§ TASK GOAL: Note how many lines hold the string "JSON" and give that number without any other words.

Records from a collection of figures
•••••

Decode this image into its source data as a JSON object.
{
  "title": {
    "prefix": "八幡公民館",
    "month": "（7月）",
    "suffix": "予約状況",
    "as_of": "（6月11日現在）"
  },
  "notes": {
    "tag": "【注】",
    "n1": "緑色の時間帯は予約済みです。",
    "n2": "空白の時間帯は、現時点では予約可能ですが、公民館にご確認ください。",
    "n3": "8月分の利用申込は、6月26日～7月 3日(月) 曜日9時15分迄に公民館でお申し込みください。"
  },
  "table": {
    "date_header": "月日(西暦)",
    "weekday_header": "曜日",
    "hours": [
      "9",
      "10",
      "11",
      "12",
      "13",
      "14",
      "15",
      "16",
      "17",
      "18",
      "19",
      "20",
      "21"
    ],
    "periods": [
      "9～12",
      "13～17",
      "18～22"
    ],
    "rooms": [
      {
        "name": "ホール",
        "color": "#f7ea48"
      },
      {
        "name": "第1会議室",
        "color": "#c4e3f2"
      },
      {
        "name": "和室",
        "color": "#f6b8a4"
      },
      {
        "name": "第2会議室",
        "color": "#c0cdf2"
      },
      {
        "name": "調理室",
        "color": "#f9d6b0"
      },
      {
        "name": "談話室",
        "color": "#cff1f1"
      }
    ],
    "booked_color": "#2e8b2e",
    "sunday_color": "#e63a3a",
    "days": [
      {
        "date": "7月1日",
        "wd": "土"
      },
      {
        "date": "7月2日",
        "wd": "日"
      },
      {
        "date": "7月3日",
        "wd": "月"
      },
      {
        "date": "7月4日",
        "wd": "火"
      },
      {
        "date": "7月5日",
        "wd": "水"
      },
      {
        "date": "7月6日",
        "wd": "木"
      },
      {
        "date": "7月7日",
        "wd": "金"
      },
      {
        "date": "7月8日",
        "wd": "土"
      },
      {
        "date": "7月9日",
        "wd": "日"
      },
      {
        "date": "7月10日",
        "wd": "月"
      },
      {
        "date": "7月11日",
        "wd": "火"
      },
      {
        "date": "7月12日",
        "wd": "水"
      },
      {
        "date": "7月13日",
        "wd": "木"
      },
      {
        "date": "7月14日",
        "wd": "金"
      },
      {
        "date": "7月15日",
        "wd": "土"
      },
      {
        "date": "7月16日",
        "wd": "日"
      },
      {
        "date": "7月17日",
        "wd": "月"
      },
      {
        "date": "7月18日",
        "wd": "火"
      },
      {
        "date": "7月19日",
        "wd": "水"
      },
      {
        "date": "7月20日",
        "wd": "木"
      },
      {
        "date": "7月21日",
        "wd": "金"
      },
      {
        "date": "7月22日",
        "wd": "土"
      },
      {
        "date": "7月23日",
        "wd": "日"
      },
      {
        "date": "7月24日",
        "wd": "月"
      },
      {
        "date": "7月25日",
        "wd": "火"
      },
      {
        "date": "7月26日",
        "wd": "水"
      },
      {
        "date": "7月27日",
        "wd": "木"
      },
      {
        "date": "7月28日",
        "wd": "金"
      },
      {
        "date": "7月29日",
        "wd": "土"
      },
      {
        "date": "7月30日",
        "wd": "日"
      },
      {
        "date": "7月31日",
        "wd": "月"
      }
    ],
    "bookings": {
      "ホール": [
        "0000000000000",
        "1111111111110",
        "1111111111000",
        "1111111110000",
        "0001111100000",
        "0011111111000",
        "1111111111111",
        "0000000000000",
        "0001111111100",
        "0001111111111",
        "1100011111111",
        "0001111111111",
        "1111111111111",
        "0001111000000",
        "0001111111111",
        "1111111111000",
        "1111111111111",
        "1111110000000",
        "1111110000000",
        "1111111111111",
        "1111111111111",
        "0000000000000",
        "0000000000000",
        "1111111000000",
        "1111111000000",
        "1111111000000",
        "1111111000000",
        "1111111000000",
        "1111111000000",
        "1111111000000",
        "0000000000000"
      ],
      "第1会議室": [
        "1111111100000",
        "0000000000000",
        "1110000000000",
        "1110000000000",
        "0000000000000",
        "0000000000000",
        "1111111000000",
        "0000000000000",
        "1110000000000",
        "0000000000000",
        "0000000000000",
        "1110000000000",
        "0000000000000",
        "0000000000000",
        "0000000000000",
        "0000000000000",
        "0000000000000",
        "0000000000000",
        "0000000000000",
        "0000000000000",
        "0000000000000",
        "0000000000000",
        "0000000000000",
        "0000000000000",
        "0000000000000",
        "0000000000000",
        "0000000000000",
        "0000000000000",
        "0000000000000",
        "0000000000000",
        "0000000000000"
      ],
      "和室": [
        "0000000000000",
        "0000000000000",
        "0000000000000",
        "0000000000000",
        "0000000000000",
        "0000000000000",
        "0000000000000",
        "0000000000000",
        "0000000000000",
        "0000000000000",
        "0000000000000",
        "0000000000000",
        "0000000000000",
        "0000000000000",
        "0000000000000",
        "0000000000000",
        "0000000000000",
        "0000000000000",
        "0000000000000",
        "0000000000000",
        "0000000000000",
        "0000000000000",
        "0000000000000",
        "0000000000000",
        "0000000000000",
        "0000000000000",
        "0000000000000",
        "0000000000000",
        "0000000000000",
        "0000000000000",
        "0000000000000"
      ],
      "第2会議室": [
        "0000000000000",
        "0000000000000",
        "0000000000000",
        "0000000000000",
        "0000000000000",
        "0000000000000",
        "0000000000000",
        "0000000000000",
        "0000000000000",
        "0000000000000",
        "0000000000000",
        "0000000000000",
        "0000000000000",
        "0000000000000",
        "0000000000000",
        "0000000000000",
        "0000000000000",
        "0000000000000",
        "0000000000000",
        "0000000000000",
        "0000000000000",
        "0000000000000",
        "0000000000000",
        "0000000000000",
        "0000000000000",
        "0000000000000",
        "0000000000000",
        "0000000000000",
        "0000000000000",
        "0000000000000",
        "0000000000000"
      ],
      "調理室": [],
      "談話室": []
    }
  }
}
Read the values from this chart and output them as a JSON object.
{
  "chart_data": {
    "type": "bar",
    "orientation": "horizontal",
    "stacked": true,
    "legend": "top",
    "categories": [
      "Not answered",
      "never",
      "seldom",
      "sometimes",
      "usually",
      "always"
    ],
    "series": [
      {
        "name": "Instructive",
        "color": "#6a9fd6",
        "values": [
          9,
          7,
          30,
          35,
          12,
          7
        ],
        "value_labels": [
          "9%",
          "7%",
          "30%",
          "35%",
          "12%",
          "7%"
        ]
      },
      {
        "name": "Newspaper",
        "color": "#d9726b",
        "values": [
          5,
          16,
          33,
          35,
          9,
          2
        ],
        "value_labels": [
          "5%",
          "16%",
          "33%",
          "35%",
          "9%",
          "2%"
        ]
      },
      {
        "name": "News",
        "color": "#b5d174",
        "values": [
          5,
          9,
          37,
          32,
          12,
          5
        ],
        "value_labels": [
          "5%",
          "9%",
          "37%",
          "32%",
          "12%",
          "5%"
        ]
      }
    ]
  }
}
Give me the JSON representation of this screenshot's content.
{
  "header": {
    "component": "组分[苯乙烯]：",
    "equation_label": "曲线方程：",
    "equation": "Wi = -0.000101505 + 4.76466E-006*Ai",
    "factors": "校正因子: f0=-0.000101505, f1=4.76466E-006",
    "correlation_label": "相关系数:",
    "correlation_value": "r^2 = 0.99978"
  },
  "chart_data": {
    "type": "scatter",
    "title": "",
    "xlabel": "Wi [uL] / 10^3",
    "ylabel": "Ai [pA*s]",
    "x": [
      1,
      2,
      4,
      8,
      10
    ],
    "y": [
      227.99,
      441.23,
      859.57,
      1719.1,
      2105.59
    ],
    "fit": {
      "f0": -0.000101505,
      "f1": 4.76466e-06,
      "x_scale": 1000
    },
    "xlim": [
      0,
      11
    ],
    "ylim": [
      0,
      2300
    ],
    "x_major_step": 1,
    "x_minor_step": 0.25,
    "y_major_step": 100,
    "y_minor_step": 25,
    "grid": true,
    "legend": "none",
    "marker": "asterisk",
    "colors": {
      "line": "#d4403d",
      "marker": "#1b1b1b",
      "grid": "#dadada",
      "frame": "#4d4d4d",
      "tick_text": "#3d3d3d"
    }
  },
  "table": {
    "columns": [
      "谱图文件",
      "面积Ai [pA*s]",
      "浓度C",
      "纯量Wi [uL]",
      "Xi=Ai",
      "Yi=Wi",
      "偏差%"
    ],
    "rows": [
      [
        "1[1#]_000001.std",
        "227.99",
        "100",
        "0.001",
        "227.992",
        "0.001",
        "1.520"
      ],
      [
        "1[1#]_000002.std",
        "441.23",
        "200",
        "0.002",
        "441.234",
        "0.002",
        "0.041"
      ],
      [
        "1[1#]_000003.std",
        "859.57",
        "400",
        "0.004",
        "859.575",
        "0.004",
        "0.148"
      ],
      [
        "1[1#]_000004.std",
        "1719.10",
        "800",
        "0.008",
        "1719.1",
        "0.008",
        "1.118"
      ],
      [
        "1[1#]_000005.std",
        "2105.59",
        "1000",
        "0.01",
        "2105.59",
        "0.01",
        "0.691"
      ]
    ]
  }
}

•••••

§ TASK RESPONSE: 3